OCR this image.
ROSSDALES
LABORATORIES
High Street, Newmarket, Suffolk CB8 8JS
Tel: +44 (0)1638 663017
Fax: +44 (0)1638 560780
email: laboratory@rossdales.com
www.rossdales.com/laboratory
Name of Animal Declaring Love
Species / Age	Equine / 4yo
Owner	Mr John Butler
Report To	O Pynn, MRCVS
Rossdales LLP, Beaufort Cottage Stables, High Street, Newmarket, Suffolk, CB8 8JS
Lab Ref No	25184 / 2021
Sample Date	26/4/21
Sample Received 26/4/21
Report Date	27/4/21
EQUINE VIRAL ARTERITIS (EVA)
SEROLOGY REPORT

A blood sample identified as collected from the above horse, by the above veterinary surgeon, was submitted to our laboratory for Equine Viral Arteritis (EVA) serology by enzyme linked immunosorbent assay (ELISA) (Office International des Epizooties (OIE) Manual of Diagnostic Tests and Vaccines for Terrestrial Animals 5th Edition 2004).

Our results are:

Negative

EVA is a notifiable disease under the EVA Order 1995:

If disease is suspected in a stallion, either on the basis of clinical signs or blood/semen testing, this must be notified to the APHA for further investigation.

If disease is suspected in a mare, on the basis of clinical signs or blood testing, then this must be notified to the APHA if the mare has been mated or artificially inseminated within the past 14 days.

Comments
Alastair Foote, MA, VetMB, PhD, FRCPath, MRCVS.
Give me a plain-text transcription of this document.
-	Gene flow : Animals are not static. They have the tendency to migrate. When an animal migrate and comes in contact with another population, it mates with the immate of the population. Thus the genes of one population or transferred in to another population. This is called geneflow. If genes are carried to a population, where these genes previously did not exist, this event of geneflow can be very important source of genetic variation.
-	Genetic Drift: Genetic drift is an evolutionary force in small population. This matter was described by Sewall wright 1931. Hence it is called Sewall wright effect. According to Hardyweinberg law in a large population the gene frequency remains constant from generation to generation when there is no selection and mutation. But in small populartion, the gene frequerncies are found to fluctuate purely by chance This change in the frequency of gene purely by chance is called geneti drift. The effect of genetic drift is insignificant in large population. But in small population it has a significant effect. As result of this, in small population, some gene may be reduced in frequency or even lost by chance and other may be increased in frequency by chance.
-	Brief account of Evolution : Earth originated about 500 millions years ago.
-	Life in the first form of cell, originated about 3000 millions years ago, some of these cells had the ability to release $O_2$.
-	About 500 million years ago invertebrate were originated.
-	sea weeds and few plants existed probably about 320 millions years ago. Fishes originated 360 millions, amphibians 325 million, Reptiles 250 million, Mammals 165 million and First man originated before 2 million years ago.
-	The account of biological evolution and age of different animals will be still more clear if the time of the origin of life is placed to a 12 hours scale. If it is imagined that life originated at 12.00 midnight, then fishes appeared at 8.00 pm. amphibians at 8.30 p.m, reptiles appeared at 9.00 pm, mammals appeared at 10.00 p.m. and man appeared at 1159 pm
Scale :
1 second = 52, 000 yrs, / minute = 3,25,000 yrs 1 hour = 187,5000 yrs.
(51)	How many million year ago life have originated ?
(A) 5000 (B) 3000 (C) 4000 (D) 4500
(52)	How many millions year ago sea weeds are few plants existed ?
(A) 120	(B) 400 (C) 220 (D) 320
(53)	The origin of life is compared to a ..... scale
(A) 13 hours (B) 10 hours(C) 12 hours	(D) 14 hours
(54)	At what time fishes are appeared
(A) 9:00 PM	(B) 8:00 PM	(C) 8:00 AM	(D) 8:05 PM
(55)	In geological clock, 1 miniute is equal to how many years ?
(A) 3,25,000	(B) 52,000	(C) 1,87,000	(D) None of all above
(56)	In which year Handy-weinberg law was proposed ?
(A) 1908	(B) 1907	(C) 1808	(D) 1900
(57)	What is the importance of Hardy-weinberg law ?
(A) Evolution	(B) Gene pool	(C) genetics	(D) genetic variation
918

The problem: Print the data in full. Match it exactly.

Solution for this task:
OCR this image.
ROSSDALES
LABORATORIES
High Street, Newmarket, Suffolk CB8 8JS
Tel: +44 (0)1638 663017
Fax: +44 (0)1638 560780
email: laboratory@rossdales.com
www.rossdales.com/laboratory
Name of Animal Declaring Love
Species / Age	Equine / 4yo
Owner	Mr John Butler
Report To	O Pynn, MRCVS
Rossdales LLP, Beaufort Cottage Stables, High Street, Newmarket, Suffolk, CB8 8JS
Lab Ref No	25184 / 2021
Sample Date	26/4/21
Sample Received 26/4/21
Report Date	27/4/21
EQUINE VIRAL ARTERITIS (EVA)
SEROLOGY REPORT

A blood sample identified as collected from the above horse, by the above veterinary surgeon, was submitted to our laboratory for Equine Viral Arteritis (EVA) serology by enzyme linked immunosorbent assay (ELISA) (Office International des Epizooties (OIE) Manual of Diagnostic Tests and Vaccines for Terrestrial Animals 5th Edition 2004).

Our results are:

Negative

EVA is a notifiable disease under the EVA Order 1995:

If disease is suspected in a stallion, either on the basis of clinical signs or blood/semen testing, this must be notified to the APHA for further investigation.

If disease is suspected in a mare, on the basis of clinical signs or blood testing, then this must be notified to the APHA if the mare has been mated or artificially inseminated within the past 14 days.

Comments
Alastair Foote, MA, VetMB, PhD, FRCPath, MRCVS.
Give me a plain-text transcription of this document.
-	Gene flow : Animals are not static. They have the tendency to migrate. When an animal migrate and comes in contact with another population, it mates with the immate of the population. Thus the genes of one population or transferred in to another population. This is called geneflow. If genes are carried to a population, where these genes previously did not exist, this event of geneflow can be very important source of genetic variation.
-	Genetic Drift: Genetic drift is an evolutionary force in small population. This matter was described by Sewall wright 1931. Hence it is called Sewall wright effect. According to Hardyweinberg law in a large population the gene frequency remains constant from generation to generation when there is no selection and mutation. But in small populartion, the gene frequerncies are found to fluctuate purely by chance This change in the frequency of gene purely by chance is called geneti drift. The effect of genetic drift is insignificant in large population. But in small population it has a significant effect. As result of this, in small population, some gene may be reduced in frequency or even lost by chance and other may be increased in frequency by chance.
-	Brief account of Evolution : Earth originated about 500 millions years ago.
-	Life in the first form of cell, originated about 3000 millions years ago, some of these cells had the ability to release $O_2$.
-	About 500 million years ago invertebrate were originated.
-	sea weeds and few plants existed probably about 320 millions years ago. Fishes originated 360 millions, amphibians 325 million, Reptiles 250 million, Mammals 165 million and First man originated before 2 million years ago.
-	The account of biological evolution and age of different animals will be still more clear if the time of the origin of life is placed to a 12 hours scale. If it is imagined that life originated at 12.00 midnight, then fishes appeared at 8.00 pm. amphibians at 8.30 p.m, reptiles appeared at 9.00 pm, mammals appeared at 10.00 p.m. and man appeared at 1159 pm
Scale :
1 second = 52, 000 yrs, / minute = 3,25,000 yrs 1 hour = 187,5000 yrs.
(51)	How many million year ago life have originated ?
(A) 5000 (B) 3000 (C) 4000 (D) 4500
(52)	How many millions year ago sea weeds are few plants existed ?
(A) 120	(B) 400 (C) 220 (D) 320
(53)	The origin of life is compared to a ..... scale
(A) 13 hours (B) 10 hours(C) 12 hours	(D) 14 hours
(54)	At what time fishes are appeared
(A) 9:00 PM	(B) 8:00 PM	(C) 8:00 AM	(D) 8:05 PM
(55)	In geological clock, 1 miniute is equal to how many years ?
(A) 3,25,000	(B) 52,000	(C) 1,87,000	(D) None of all above
(56)	In which year Handy-weinberg law was proposed ?
(A) 1908	(B) 1907	(C) 1808	(D) 1900
(57)	What is the importance of Hardy-weinberg law ?
(A) Evolution	(B) Gene pool	(C) genetics	(D) genetic variation
918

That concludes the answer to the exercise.